> **EXERCISE TASK**:
Reproduce the listing exactly, with no pictures in your copy.

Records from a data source
◆ ◆ ◆ ◆

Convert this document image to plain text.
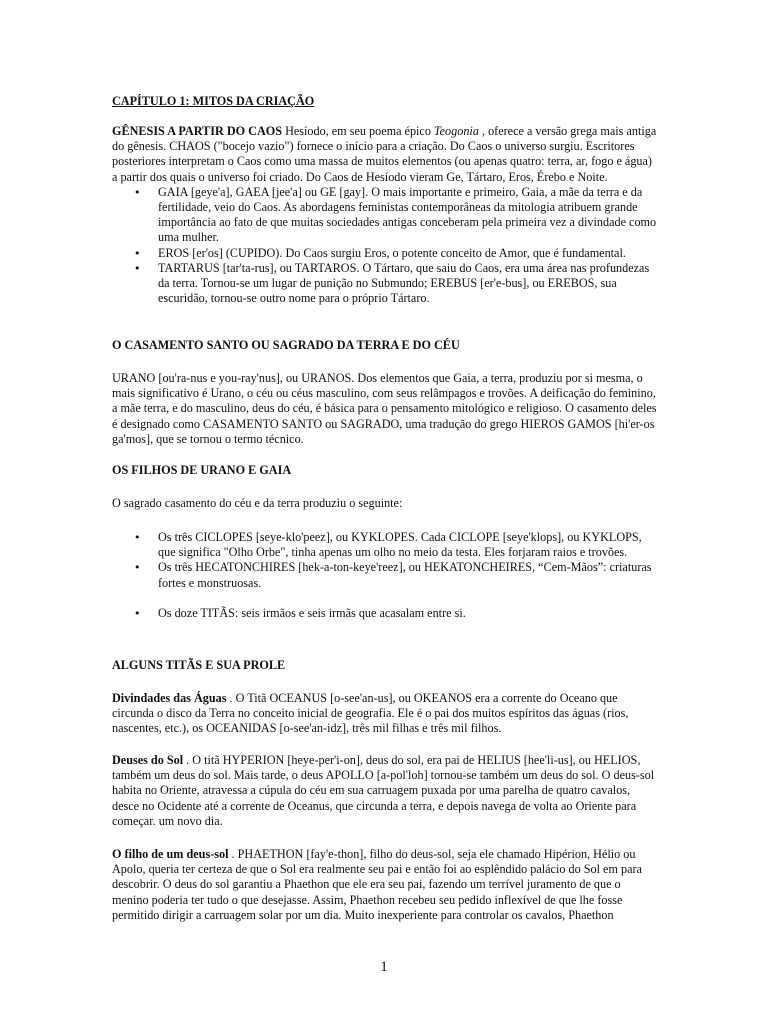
CAPÍTULO 1: MITOS DA CRIAÇÃO
GÊNESIS A PARTIR DO CAOS Hesíodo, em seu poema épico Teogonia , oferece a versão grega mais antiga do gênesis. CHAOS ("bocejo vazio") fornece o início para a criação. Do Caos o universo surgiu. Escritores posteriores interpretam o Caos como uma massa de muitos elementos (ou apenas quatro: terra, ar, fogo e água) a partir dos quais o universo foi criado. Do Caos de Hesíodo vieram Ge, Tártaro, Eros, Érebo e Noite.
• GAIA [geye'a], GAEA [jee'a] ou GE [gay]. O mais importante e primeiro, Gaia, a mãe da terra e da fertilidade, veio do Caos. As abordagens feministas contemporâneas da mitologia atribuem grande importância ao fato de que muitas sociedades antigas conceberam pela primeira vez a divindade como uma mulher.
• EROS [er'os] (CUPIDO). Do Caos surgiu Eros, o potente conceito de Amor, que é fundamental.
• TARTARUS [tar'ta-rus], ou TARTAROS. O Tártaro, que saiu do Caos, era uma área nas profundezas da terra. Tornou-se um lugar de punição no Submundo; EREBUS [er'e-bus], ou EREBOS, sua escuridão, tornou-se outro nome para o próprio Tártaro.
O CASAMENTO SANTO OU SAGRADO DA TERRA E DO CÉU
URANO [ou'ra-nus e you-ray'nus], ou URANOS. Dos elementos que Gaia, a terra, produziu por si mesma, o mais significativo é Urano, o céu ou céus masculino, com seus relâmpagos e trovões. A deificação do feminino, a mãe terra, e do masculino, deus do céu, é básica para o pensamento mitológico e religioso. O casamento deles é designado como CASAMENTO SANTO ou SAGRADO, uma tradução do grego HIEROS GAMOS [hi'er-os ga'mos], que se tornou o termo técnico.
OS FILHOS DE URANO E GAIA
O sagrado casamento do céu e da terra produziu o seguinte:
• Os três CICLOPES [seye-klo'peez], ou KYKLOPES. Cada CICLOPE [seye'klops], ou KYKLOPS, que significa "Olho Orbe", tinha apenas um olho no meio da testa. Eles forjaram raios e trovões.
• Os três HECATONCHIRES [hek-a-ton-keye'reez], ou HEKATONCHEIRES, “Cem-Mãos”: criaturas fortes e monstruosas.
• Os doze TITÃS: seis irmãos e seis irmãs que acasalam entre si.
ALGUNS TITÃS E SUA PROLE
Divindades das Águas . O Titã OCEANUS [o-see'an-us], ou OKEANOS era a corrente do Oceano que circunda o disco da Terra no conceito inicial de geografia. Ele é o pai dos muitos espíritos das águas (rios, nascentes, etc.), os OCEANIDAS [o-see'an-idz], três mil filhas e três mil filhos.
Deuses do Sol . O titã HYPERION [heye-per'i-on], deus do sol, era pai de HELIUS [hee'li-us], ou HELIOS, também um deus do sol. Mais tarde, o deus APOLLO [a-pol'loh] tornou-se também um deus do sol. O deus-sol habita no Oriente, atravessa a cúpula do céu em sua carruagem puxada por uma parelha de quatro cavalos, desce no Ocidente até a corrente de Oceanus, que circunda a terra, e depois navega de volta ao Oriente para começar. um novo dia.
O filho de um deus-sol . PHAETHON [fay'e-thon], filho do deus-sol, seja ele chamado Hipérion, Hélio ou Apolo, queria ter certeza de que o Sol era realmente seu pai e então foi ao esplêndido palácio do Sol em para descobrir. O deus do sol garantiu a Phaethon que ele era seu pai, fazendo um terrível juramento de que o menino poderia ter tudo o que desejasse. Assim, Phaethon recebeu seu pedido inflexível de que lhe fosse permitido dirigir a carruagem solar por um dia. Muito inexperiente para controlar os cavalos, Phaethon
1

◆ ◆ ◆ ◆

> **RESPONSE TO THE EXERCISE**:
Convert this document image to plain text.
CAPÍTULO 1: MITOS DA CRIAÇÃO
GÊNESIS A PARTIR DO CAOS Hesíodo, em seu poema épico Teogonia , oferece a versão grega mais antiga do gênesis. CHAOS ("bocejo vazio") fornece o início para a criação. Do Caos o universo surgiu. Escritores posteriores interpretam o Caos como uma massa de muitos elementos (ou apenas quatro: terra, ar, fogo e água) a partir dos quais o universo foi criado. Do Caos de Hesíodo vieram Ge, Tártaro, Eros, Érebo e Noite.
• GAIA [geye'a], GAEA [jee'a] ou GE [gay]. O mais importante e primeiro, Gaia, a mãe da terra e da fertilidade, veio do Caos. As abordagens feministas contemporâneas da mitologia atribuem grande importância ao fato de que muitas sociedades antigas conceberam pela primeira vez a divindade como uma mulher.
• EROS [er'os] (CUPIDO). Do Caos surgiu Eros, o potente conceito de Amor, que é fundamental.
• TARTARUS [tar'ta-rus], ou TARTAROS. O Tártaro, que saiu do Caos, era uma área nas profundezas da terra. Tornou-se um lugar de punição no Submundo; EREBUS [er'e-bus], ou EREBOS, sua escuridão, tornou-se outro nome para o próprio Tártaro.
O CASAMENTO SANTO OU SAGRADO DA TERRA E DO CÉU
URANO [ou'ra-nus e you-ray'nus], ou URANOS. Dos elementos que Gaia, a terra, produziu por si mesma, o mais significativo é Urano, o céu ou céus masculino, com seus relâmpagos e trovões. A deificação do feminino, a mãe terra, e do masculino, deus do céu, é básica para o pensamento mitológico e religioso. O casamento deles é designado como CASAMENTO SANTO ou SAGRADO, uma tradução do grego HIEROS GAMOS [hi'er-os ga'mos], que se tornou o termo técnico.
OS FILHOS DE URANO E GAIA
O sagrado casamento do céu e da terra produziu o seguinte:
• Os três CICLOPES [seye-klo'peez], ou KYKLOPES. Cada CICLOPE [seye'klops], ou KYKLOPS, que significa "Olho Orbe", tinha apenas um olho no meio da testa. Eles forjaram raios e trovões.
• Os três HECATONCHIRES [hek-a-ton-keye'reez], ou HEKATONCHEIRES, “Cem-Mãos”: criaturas fortes e monstruosas.
• Os doze TITÃS: seis irmãos e seis irmãs que acasalam entre si.
ALGUNS TITÃS E SUA PROLE
Divindades das Águas . O Titã OCEANUS [o-see'an-us], ou OKEANOS era a corrente do Oceano que circunda o disco da Terra no conceito inicial de geografia. Ele é o pai dos muitos espíritos das águas (rios, nascentes, etc.), os OCEANIDAS [o-see'an-idz], três mil filhas e três mil filhos.
Deuses do Sol . O titã HYPERION [heye-per'i-on], deus do sol, era pai de HELIUS [hee'li-us], ou HELIOS, também um deus do sol. Mais tarde, o deus APOLLO [a-pol'loh] tornou-se também um deus do sol. O deus-sol habita no Oriente, atravessa a cúpula do céu em sua carruagem puxada por uma parelha de quatro cavalos, desce no Ocidente até a corrente de Oceanus, que circunda a terra, e depois navega de volta ao Oriente para começar. um novo dia.
O filho de um deus-sol . PHAETHON [fay'e-thon], filho do deus-sol, seja ele chamado Hipérion, Hélio ou Apolo, queria ter certeza de que o Sol era realmente seu pai e então foi ao esplêndido palácio do Sol em para descobrir. O deus do sol garantiu a Phaethon que ele era seu pai, fazendo um terrível juramento de que o menino poderia ter tudo o que desejasse. Assim, Phaethon recebeu seu pedido inflexível de que lhe fosse permitido dirigir a carruagem solar por um dia. Muito inexperiente para controlar os cavalos, Phaethon
1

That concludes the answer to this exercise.